Write out all of the records precisely. Skip anything that is a picture.

* begin Provided information *

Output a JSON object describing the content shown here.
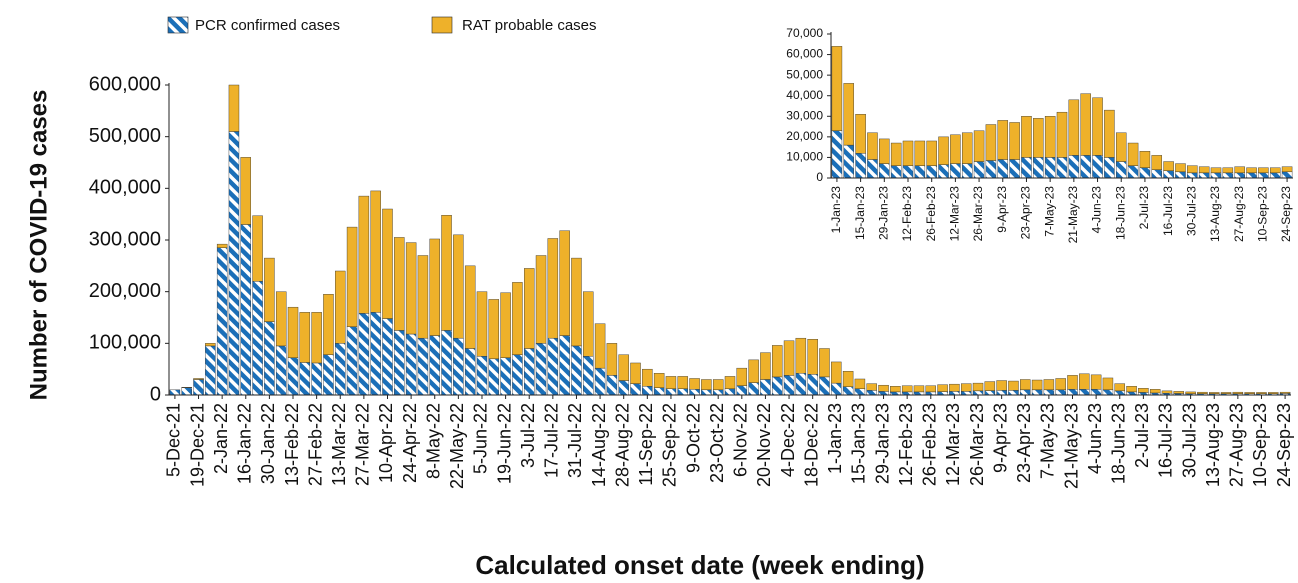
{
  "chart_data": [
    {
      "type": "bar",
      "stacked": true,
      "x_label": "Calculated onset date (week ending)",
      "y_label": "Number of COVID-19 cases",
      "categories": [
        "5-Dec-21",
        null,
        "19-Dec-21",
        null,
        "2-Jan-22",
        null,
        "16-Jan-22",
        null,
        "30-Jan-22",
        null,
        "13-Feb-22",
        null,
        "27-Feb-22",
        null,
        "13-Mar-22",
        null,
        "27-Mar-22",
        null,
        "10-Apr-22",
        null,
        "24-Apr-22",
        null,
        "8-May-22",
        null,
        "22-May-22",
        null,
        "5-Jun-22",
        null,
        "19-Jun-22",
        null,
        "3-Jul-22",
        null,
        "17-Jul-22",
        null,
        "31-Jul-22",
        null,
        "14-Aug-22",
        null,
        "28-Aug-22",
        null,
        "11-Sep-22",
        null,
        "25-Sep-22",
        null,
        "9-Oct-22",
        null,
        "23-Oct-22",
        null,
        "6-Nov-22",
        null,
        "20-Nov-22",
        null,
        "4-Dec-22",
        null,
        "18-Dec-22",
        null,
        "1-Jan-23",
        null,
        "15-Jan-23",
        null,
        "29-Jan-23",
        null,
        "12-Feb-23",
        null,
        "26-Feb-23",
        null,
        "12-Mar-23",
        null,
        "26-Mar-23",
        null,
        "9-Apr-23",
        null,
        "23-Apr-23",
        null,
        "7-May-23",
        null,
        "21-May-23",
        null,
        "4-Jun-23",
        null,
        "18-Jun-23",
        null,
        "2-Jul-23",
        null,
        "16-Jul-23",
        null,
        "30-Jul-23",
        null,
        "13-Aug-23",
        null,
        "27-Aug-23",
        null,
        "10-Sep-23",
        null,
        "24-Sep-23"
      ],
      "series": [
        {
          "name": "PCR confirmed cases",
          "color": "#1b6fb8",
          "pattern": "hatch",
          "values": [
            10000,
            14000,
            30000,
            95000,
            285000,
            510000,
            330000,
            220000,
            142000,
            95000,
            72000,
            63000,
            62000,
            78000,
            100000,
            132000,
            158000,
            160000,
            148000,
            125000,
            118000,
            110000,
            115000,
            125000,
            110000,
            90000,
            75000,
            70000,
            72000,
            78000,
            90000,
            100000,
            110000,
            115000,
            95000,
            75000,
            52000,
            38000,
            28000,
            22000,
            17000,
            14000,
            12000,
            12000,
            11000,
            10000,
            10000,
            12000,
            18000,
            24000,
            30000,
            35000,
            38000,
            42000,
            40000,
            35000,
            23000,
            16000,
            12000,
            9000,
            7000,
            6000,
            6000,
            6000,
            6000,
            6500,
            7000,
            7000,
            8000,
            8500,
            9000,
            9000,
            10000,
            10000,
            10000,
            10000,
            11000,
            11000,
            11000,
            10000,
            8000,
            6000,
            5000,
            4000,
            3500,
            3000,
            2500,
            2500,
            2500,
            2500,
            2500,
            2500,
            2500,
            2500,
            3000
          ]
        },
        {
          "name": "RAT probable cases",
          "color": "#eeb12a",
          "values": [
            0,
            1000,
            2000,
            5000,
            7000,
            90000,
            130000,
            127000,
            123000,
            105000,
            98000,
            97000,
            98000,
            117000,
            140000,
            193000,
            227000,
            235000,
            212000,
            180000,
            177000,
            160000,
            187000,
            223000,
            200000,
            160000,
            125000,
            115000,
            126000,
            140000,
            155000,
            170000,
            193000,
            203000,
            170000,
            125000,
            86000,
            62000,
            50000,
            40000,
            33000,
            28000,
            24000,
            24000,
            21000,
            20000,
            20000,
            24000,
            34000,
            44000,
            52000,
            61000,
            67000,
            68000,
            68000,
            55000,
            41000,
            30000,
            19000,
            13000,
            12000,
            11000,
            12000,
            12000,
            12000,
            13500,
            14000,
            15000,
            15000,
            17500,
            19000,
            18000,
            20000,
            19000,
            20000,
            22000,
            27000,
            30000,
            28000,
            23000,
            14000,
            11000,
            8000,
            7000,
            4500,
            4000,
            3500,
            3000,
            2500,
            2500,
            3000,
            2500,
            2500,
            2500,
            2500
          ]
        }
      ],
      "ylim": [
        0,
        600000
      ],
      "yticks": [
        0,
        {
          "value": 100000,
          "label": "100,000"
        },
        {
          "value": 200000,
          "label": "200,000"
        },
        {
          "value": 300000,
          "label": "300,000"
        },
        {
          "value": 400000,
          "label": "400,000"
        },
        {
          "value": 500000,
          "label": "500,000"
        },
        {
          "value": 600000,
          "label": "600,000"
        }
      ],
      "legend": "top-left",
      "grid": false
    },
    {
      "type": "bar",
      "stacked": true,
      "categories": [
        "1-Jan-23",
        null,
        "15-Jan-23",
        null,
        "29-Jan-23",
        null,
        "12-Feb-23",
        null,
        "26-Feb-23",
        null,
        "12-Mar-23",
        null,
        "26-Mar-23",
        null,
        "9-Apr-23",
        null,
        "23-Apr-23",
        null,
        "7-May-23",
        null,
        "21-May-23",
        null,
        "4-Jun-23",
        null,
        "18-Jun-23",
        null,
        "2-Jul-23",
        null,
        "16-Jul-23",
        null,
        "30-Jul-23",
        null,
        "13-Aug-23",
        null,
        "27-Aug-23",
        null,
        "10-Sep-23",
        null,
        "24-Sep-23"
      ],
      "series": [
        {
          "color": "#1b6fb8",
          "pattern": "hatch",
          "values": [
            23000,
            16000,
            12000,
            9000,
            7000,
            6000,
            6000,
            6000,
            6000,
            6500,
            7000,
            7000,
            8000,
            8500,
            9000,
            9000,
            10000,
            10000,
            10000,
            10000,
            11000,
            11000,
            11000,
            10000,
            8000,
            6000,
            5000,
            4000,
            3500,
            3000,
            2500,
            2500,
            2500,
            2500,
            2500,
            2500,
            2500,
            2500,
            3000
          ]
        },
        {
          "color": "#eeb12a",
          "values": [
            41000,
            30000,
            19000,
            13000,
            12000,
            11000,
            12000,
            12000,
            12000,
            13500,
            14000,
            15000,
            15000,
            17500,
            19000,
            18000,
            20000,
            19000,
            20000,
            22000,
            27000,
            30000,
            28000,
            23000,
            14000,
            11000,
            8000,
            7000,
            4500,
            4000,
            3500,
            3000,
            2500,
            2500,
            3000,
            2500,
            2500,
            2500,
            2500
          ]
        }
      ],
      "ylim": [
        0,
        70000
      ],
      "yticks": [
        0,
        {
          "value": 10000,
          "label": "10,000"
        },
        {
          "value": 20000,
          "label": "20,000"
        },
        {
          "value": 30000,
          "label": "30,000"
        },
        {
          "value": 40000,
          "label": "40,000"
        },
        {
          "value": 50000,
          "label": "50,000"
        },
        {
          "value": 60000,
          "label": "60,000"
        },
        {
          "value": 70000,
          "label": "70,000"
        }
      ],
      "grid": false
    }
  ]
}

* end Provided information *

The reply>
Output a JSON object describing the content shown here.
{
  "chart_data": [
    {
      "type": "bar",
      "stacked": true,
      "x_label": "Calculated onset date (week ending)",
      "y_label": "Number of COVID-19 cases",
      "categories": [
        "5-Dec-21",
        null,
        "19-Dec-21",
        null,
        "2-Jan-22",
        null,
        "16-Jan-22",
        null,
        "30-Jan-22",
        null,
        "13-Feb-22",
        null,
        "27-Feb-22",
        null,
        "13-Mar-22",
        null,
        "27-Mar-22",
        null,
        "10-Apr-22",
        null,
        "24-Apr-22",
        null,
        "8-May-22",
        null,
        "22-May-22",
        null,
        "5-Jun-22",
        null,
        "19-Jun-22",
        null,
        "3-Jul-22",
        null,
        "17-Jul-22",
        null,
        "31-Jul-22",
        null,
        "14-Aug-22",
        null,
        "28-Aug-22",
        null,
        "11-Sep-22",
        null,
        "25-Sep-22",
        null,
        "9-Oct-22",
        null,
        "23-Oct-22",
        null,
        "6-Nov-22",
        null,
        "20-Nov-22",
        null,
        "4-Dec-22",
        null,
        "18-Dec-22",
        null,
        "1-Jan-23",
        null,
        "15-Jan-23",
        null,
        "29-Jan-23",
        null,
        "12-Feb-23",
        null,
        "26-Feb-23",
        null,
        "12-Mar-23",
        null,
        "26-Mar-23",
        null,
        "9-Apr-23",
        null,
        "23-Apr-23",
        null,
        "7-May-23",
        null,
        "21-May-23",
        null,
        "4-Jun-23",
        null,
        "18-Jun-23",
        null,
        "2-Jul-23",
        null,
        "16-Jul-23",
        null,
        "30-Jul-23",
        null,
        "13-Aug-23",
        null,
        "27-Aug-23",
        null,
        "10-Sep-23",
        null,
        "24-Sep-23"
      ],
      "series": [
        {
          "name": "PCR confirmed cases",
          "color": "#1b6fb8",
          "pattern": "hatch",
          "values": [
            10000,
            14000,
            30000,
            95000,
            285000,
            510000,
            330000,
            220000,
            142000,
            95000,
            72000,
            63000,
            62000,
            78000,
            100000,
            132000,
            158000,
            160000,
            148000,
            125000,
            118000,
            110000,
            115000,
            125000,
            110000,
            90000,
            75000,
            70000,
            72000,
            78000,
            90000,
            100000,
            110000,
            115000,
            95000,
            75000,
            52000,
            38000,
            28000,
            22000,
            17000,
            14000,
            12000,
            12000,
            11000,
            10000,
            10000,
            12000,
            18000,
            24000,
            30000,
            35000,
            38000,
            42000,
            40000,
            35000,
            23000,
            16000,
            12000,
            9000,
            7000,
            6000,
            6000,
            6000,
            6000,
            6500,
            7000,
            7000,
            8000,
            8500,
            9000,
            9000,
            10000,
            10000,
            10000,
            10000,
            11000,
            11000,
            11000,
            10000,
            8000,
            6000,
            5000,
            4000,
            3500,
            3000,
            2500,
            2500,
            2500,
            2500,
            2500,
            2500,
            2500,
            2500,
            3000
          ]
        },
        {
          "name": "RAT probable cases",
          "color": "#eeb12a",
          "values": [
            0,
            1000,
            2000,
            5000,
            7000,
            90000,
            130000,
            127000,
            123000,
            105000,
            98000,
            97000,
            98000,
            117000,
            140000,
            193000,
            227000,
            235000,
            212000,
            180000,
            177000,
            160000,
            187000,
            223000,
            200000,
            160000,
            125000,
            115000,
            126000,
            140000,
            155000,
            170000,
            193000,
            203000,
            170000,
            125000,
            86000,
            62000,
            50000,
            40000,
            33000,
            28000,
            24000,
            24000,
            21000,
            20000,
            20000,
            24000,
            34000,
            44000,
            52000,
            61000,
            67000,
            68000,
            68000,
            55000,
            41000,
            30000,
            19000,
            13000,
            12000,
            11000,
            12000,
            12000,
            12000,
            13500,
            14000,
            15000,
            15000,
            17500,
            19000,
            18000,
            20000,
            19000,
            20000,
            22000,
            27000,
            30000,
            28000,
            23000,
            14000,
            11000,
            8000,
            7000,
            4500,
            4000,
            3500,
            3000,
            2500,
            2500,
            3000,
            2500,
            2500,
            2500,
            2500
          ]
        }
      ],
      "ylim": [
        0,
        600000
      ],
      "yticks": [
        0,
        {
          "value": 100000,
          "label": "100,000"
        },
        {
          "value": 200000,
          "label": "200,000"
        },
        {
          "value": 300000,
          "label": "300,000"
        },
        {
          "value": 400000,
          "label": "400,000"
        },
        {
          "value": 500000,
          "label": "500,000"
        },
        {
          "value": 600000,
          "label": "600,000"
        }
      ],
      "legend": "top-left",
      "grid": false
    },
    {
      "type": "bar",
      "stacked": true,
      "categories": [
        "1-Jan-23",
        null,
        "15-Jan-23",
        null,
        "29-Jan-23",
        null,
        "12-Feb-23",
        null,
        "26-Feb-23",
        null,
        "12-Mar-23",
        null,
        "26-Mar-23",
        null,
        "9-Apr-23",
        null,
        "23-Apr-23",
        null,
        "7-May-23",
        null,
        "21-May-23",
        null,
        "4-Jun-23",
        null,
        "18-Jun-23",
        null,
        "2-Jul-23",
        null,
        "16-Jul-23",
        null,
        "30-Jul-23",
        null,
        "13-Aug-23",
        null,
        "27-Aug-23",
        null,
        "10-Sep-23",
        null,
        "24-Sep-23"
      ],
      "series": [
        {
          "color": "#1b6fb8",
          "pattern": "hatch",
          "values": [
            23000,
            16000,
            12000,
            9000,
            7000,
            6000,
            6000,
            6000,
            6000,
            6500,
            7000,
            7000,
            8000,
            8500,
            9000,
            9000,
            10000,
            10000,
            10000,
            10000,
            11000,
            11000,
            11000,
            10000,
            8000,
            6000,
            5000,
            4000,
            3500,
            3000,
            2500,
            2500,
            2500,
            2500,
            2500,
            2500,
            2500,
            2500,
            3000
          ]
        },
        {
          "color": "#eeb12a",
          "values": [
            41000,
            30000,
            19000,
            13000,
            12000,
            11000,
            12000,
            12000,
            12000,
            13500,
            14000,
            15000,
            15000,
            17500,
            19000,
            18000,
            20000,
            19000,
            20000,
            22000,
            27000,
            30000,
            28000,
            23000,
            14000,
            11000,
            8000,
            7000,
            4500,
            4000,
            3500,
            3000,
            2500,
            2500,
            3000,
            2500,
            2500,
            2500,
            2500
          ]
        }
      ],
      "ylim": [
        0,
        70000
      ],
      "yticks": [
        0,
        {
          "value": 10000,
          "label": "10,000"
        },
        {
          "value": 20000,
          "label": "20,000"
        },
        {
          "value": 30000,
          "label": "30,000"
        },
        {
          "value": 40000,
          "label": "40,000"
        },
        {
          "value": 50000,
          "label": "50,000"
        },
        {
          "value": 60000,
          "label": "60,000"
        },
        {
          "value": 70000,
          "label": "70,000"
        }
      ],
      "grid": false
    }
  ]
}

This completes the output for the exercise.